▶ _Short problem_:
Restate the data below word for word. Skip any images it contains.

(Chart and figure data)
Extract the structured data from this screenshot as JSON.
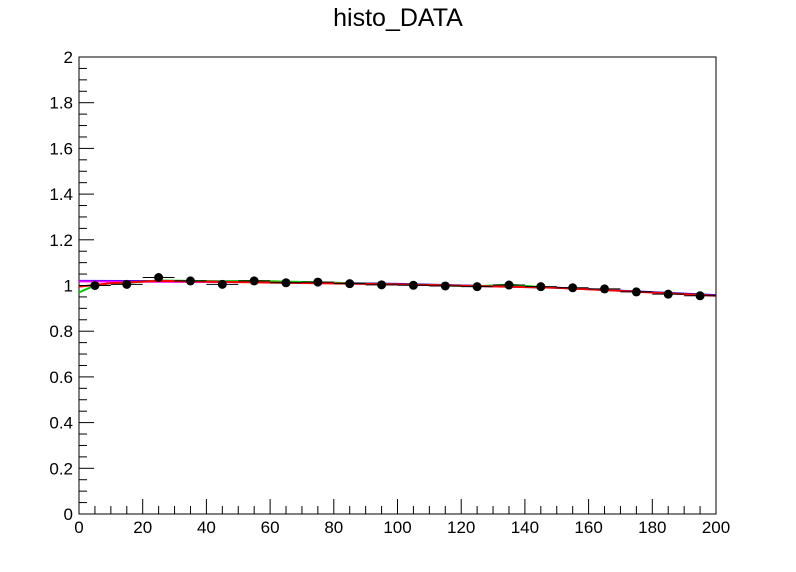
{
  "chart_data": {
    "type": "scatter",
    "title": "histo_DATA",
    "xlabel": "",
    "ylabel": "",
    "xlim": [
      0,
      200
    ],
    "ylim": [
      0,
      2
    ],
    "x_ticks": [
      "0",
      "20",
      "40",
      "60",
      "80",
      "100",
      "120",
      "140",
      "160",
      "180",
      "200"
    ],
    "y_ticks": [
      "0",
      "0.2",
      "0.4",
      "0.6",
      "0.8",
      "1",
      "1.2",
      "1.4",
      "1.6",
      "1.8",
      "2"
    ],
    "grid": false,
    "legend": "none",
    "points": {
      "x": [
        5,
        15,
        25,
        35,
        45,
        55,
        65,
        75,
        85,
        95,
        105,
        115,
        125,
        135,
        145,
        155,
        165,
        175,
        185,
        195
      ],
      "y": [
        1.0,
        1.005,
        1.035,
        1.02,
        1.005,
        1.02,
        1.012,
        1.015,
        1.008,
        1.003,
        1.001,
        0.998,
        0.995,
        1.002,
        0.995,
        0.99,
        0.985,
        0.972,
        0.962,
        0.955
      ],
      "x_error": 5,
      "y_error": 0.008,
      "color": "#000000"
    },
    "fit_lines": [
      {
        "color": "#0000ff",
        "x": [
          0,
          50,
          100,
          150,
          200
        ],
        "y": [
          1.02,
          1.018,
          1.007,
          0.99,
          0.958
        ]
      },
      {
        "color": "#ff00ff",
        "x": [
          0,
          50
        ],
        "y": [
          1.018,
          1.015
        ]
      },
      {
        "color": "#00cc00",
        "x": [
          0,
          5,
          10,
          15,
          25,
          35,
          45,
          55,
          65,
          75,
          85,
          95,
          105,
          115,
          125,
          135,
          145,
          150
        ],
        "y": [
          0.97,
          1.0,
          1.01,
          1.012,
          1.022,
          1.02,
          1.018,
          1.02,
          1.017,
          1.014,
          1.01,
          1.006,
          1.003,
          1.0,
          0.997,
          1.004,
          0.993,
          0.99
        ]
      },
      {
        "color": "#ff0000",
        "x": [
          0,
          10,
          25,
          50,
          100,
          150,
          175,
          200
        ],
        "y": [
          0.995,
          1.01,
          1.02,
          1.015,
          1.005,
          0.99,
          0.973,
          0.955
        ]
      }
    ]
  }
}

▶ _Result_:
Extract the structured data from this screenshot as JSON.
{
  "chart_data": {
    "type": "scatter",
    "title": "histo_DATA",
    "xlabel": "",
    "ylabel": "",
    "xlim": [
      0,
      200
    ],
    "ylim": [
      0,
      2
    ],
    "x_ticks": [
      "0",
      "20",
      "40",
      "60",
      "80",
      "100",
      "120",
      "140",
      "160",
      "180",
      "200"
    ],
    "y_ticks": [
      "0",
      "0.2",
      "0.4",
      "0.6",
      "0.8",
      "1",
      "1.2",
      "1.4",
      "1.6",
      "1.8",
      "2"
    ],
    "grid": false,
    "legend": "none",
    "points": {
      "x": [
        5,
        15,
        25,
        35,
        45,
        55,
        65,
        75,
        85,
        95,
        105,
        115,
        125,
        135,
        145,
        155,
        165,
        175,
        185,
        195
      ],
      "y": [
        1.0,
        1.005,
        1.035,
        1.02,
        1.005,
        1.02,
        1.012,
        1.015,
        1.008,
        1.003,
        1.001,
        0.998,
        0.995,
        1.002,
        0.995,
        0.99,
        0.985,
        0.972,
        0.962,
        0.955
      ],
      "x_error": 5,
      "y_error": 0.008,
      "color": "#000000"
    },
    "fit_lines": [
      {
        "color": "#0000ff",
        "x": [
          0,
          50,
          100,
          150,
          200
        ],
        "y": [
          1.02,
          1.018,
          1.007,
          0.99,
          0.958
        ]
      },
      {
        "color": "#ff00ff",
        "x": [
          0,
          50
        ],
        "y": [
          1.018,
          1.015
        ]
      },
      {
        "color": "#00cc00",
        "x": [
          0,
          5,
          10,
          15,
          25,
          35,
          45,
          55,
          65,
          75,
          85,
          95,
          105,
          115,
          125,
          135,
          145,
          150
        ],
        "y": [
          0.97,
          1.0,
          1.01,
          1.012,
          1.022,
          1.02,
          1.018,
          1.02,
          1.017,
          1.014,
          1.01,
          1.006,
          1.003,
          1.0,
          0.997,
          1.004,
          0.993,
          0.99
        ]
      },
      {
        "color": "#ff0000",
        "x": [
          0,
          10,
          25,
          50,
          100,
          150,
          175,
          200
        ],
        "y": [
          0.995,
          1.01,
          1.02,
          1.015,
          1.005,
          0.99,
          0.973,
          0.955
        ]
      }
    ]
  }
}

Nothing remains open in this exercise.